- _Your objective_
Go through the listing and set it down exactly, leaving out its pictures.

- _Records to process_
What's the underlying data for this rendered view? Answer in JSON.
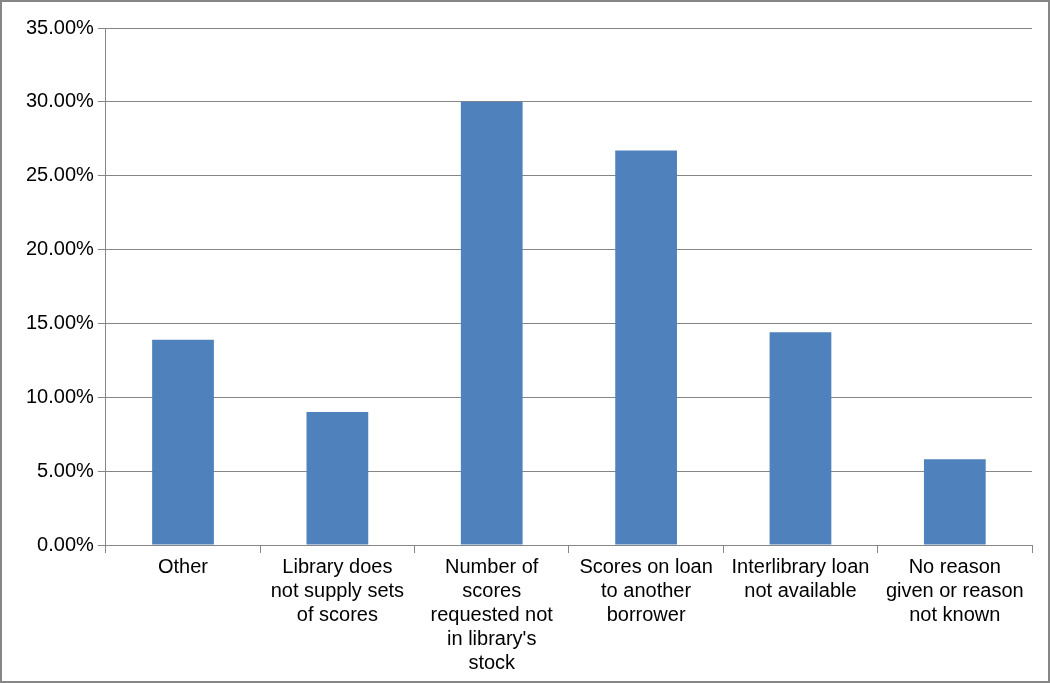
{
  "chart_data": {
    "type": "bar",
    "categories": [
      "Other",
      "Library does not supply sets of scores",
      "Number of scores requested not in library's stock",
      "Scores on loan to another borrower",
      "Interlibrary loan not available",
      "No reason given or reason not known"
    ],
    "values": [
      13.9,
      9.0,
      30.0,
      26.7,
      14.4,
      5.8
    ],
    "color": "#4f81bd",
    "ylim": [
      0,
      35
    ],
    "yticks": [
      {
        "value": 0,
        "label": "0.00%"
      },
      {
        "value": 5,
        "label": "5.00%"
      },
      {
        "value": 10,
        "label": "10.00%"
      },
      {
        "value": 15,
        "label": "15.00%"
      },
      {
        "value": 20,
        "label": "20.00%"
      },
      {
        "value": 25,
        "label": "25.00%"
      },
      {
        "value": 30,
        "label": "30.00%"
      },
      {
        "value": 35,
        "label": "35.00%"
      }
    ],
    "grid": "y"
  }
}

- _Answer to this task_
What's the underlying data for this rendered view? Answer in JSON.
{
  "chart_data": {
    "type": "bar",
    "categories": [
      "Other",
      "Library does not supply sets of scores",
      "Number of scores requested not in library's stock",
      "Scores on loan to another borrower",
      "Interlibrary loan not available",
      "No reason given or reason not known"
    ],
    "values": [
      13.9,
      9.0,
      30.0,
      26.7,
      14.4,
      5.8
    ],
    "color": "#4f81bd",
    "ylim": [
      0,
      35
    ],
    "yticks": [
      {
        "value": 0,
        "label": "0.00%"
      },
      {
        "value": 5,
        "label": "5.00%"
      },
      {
        "value": 10,
        "label": "10.00%"
      },
      {
        "value": 15,
        "label": "15.00%"
      },
      {
        "value": 20,
        "label": "20.00%"
      },
      {
        "value": 25,
        "label": "25.00%"
      },
      {
        "value": 30,
        "label": "30.00%"
      },
      {
        "value": 35,
        "label": "35.00%"
      }
    ],
    "grid": "y"
  }
}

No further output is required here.